Problem to work on >>
Reproduce the listing below word for word, from its first line through the line containing "- colorbar-swatch: [952, 777, 983, 799]", and stop there.

········

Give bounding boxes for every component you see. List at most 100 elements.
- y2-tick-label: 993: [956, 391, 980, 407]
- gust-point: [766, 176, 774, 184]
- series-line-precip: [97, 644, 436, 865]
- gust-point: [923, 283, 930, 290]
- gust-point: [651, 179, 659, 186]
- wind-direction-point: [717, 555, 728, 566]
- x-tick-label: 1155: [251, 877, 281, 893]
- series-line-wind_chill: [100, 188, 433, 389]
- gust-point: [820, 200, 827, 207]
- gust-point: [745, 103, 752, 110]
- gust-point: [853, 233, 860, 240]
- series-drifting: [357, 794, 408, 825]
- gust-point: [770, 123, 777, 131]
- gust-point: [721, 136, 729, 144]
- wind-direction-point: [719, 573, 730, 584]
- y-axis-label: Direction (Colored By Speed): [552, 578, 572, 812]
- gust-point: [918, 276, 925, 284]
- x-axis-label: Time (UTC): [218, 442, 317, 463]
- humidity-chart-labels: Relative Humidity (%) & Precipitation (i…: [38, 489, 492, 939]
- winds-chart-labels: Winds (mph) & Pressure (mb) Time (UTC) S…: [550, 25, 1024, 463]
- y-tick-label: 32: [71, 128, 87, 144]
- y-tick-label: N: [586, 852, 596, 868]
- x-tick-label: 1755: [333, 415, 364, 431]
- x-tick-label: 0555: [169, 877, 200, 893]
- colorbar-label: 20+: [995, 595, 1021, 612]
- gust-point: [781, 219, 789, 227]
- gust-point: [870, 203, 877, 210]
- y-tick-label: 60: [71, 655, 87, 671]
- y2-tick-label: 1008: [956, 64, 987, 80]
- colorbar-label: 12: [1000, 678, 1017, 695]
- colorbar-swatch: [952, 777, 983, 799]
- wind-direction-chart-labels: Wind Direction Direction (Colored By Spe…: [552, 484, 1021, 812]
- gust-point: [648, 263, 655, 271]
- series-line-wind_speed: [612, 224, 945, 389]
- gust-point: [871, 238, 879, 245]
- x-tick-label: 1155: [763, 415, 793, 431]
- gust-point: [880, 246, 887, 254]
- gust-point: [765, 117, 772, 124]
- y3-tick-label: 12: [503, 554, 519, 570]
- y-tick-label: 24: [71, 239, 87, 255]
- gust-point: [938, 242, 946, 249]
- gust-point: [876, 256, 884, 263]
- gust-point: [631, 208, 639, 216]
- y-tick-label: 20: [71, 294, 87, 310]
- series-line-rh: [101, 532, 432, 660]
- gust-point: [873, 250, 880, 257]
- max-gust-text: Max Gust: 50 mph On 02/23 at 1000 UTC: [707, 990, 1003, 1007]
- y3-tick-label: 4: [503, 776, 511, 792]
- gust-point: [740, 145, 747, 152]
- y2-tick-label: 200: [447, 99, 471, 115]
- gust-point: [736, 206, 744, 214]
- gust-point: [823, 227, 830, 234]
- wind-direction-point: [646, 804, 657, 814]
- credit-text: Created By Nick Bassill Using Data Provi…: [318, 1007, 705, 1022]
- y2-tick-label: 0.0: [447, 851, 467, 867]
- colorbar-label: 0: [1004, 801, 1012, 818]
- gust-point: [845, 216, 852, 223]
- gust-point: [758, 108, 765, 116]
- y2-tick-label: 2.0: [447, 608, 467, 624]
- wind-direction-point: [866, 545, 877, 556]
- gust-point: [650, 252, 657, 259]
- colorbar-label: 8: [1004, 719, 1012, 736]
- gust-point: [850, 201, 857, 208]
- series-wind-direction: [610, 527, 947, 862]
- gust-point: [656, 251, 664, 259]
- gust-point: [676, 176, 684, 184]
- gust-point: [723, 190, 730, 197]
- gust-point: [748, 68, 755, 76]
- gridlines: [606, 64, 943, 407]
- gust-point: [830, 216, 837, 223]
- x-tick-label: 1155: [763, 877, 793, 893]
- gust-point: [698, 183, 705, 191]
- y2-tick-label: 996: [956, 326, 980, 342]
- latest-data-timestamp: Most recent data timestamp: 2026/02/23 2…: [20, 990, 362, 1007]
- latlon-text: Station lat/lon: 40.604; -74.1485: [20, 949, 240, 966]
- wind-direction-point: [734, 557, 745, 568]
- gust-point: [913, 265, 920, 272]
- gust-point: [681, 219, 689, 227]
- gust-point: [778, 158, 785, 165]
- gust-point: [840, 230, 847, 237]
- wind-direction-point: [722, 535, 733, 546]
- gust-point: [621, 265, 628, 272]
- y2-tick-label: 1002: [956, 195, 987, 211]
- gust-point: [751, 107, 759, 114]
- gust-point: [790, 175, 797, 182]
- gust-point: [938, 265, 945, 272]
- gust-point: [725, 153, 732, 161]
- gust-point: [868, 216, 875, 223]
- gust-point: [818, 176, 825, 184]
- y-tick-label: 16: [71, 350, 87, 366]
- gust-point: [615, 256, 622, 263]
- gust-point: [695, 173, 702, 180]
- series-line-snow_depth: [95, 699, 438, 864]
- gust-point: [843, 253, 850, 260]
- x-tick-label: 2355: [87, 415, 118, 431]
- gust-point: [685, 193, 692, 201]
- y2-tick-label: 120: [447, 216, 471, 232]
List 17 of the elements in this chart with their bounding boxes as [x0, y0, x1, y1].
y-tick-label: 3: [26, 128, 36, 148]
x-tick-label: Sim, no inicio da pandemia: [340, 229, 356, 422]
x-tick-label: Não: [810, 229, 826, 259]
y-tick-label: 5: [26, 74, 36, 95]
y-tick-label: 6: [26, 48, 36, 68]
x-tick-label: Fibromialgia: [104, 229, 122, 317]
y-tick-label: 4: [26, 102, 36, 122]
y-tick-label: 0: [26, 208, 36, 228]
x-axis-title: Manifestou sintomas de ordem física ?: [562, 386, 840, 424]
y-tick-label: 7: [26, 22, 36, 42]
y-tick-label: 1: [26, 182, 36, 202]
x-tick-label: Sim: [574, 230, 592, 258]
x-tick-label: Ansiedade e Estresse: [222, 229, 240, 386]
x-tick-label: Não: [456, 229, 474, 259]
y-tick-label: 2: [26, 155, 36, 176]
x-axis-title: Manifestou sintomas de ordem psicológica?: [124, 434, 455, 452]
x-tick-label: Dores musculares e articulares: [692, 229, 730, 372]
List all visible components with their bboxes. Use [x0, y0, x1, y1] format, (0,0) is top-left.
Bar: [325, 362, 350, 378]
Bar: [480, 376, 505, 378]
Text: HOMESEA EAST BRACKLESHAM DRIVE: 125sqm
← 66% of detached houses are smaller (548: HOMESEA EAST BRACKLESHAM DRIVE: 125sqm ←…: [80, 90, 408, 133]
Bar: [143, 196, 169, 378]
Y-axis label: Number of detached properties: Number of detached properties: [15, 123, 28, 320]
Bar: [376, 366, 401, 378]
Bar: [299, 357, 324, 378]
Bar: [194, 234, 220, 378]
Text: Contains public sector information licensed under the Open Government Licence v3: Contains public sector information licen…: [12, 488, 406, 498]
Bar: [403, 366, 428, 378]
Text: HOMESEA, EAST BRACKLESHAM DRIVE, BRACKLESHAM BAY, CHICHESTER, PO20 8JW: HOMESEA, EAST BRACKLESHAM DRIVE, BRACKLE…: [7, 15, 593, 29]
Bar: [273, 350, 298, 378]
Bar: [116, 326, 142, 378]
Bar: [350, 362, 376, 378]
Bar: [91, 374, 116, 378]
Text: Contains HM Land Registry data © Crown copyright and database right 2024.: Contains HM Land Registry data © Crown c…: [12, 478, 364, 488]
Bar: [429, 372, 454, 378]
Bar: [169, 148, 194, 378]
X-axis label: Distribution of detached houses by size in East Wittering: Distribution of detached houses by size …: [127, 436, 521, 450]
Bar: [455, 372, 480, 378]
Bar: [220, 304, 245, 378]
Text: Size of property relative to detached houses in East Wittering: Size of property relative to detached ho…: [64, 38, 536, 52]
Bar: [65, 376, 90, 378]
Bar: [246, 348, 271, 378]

········

Complete response >>
Give bounding boxes for every component you see. List at most 100 elements.
- y2-tick-label: 993: [956, 391, 980, 407]
- gust-point: [766, 176, 774, 184]
- series-line-precip: [97, 644, 436, 865]
- gust-point: [923, 283, 930, 290]
- gust-point: [651, 179, 659, 186]
- wind-direction-point: [717, 555, 728, 566]
- x-tick-label: 1155: [251, 877, 281, 893]
- series-line-wind_chill: [100, 188, 433, 389]
- gust-point: [820, 200, 827, 207]
- gust-point: [745, 103, 752, 110]
- gust-point: [853, 233, 860, 240]
- series-drifting: [357, 794, 408, 825]
- gust-point: [770, 123, 777, 131]
- gust-point: [721, 136, 729, 144]
- wind-direction-point: [719, 573, 730, 584]
- y-axis-label: Direction (Colored By Speed): [552, 578, 572, 812]
- gust-point: [918, 276, 925, 284]
- x-axis-label: Time (UTC): [218, 442, 317, 463]
- humidity-chart-labels: Relative Humidity (%) & Precipitation (i…: [38, 489, 492, 939]
- winds-chart-labels: Winds (mph) & Pressure (mb) Time (UTC) S…: [550, 25, 1024, 463]
- y-tick-label: 32: [71, 128, 87, 144]
- y-tick-label: N: [586, 852, 596, 868]
- x-tick-label: 1755: [333, 415, 364, 431]
- x-tick-label: 0555: [169, 877, 200, 893]
- colorbar-label: 20+: [995, 595, 1021, 612]
- gust-point: [781, 219, 789, 227]
- gust-point: [870, 203, 877, 210]
- y-tick-label: 60: [71, 655, 87, 671]
- y2-tick-label: 1008: [956, 64, 987, 80]
- colorbar-label: 12: [1000, 678, 1017, 695]
- colorbar-swatch: [952, 777, 983, 799]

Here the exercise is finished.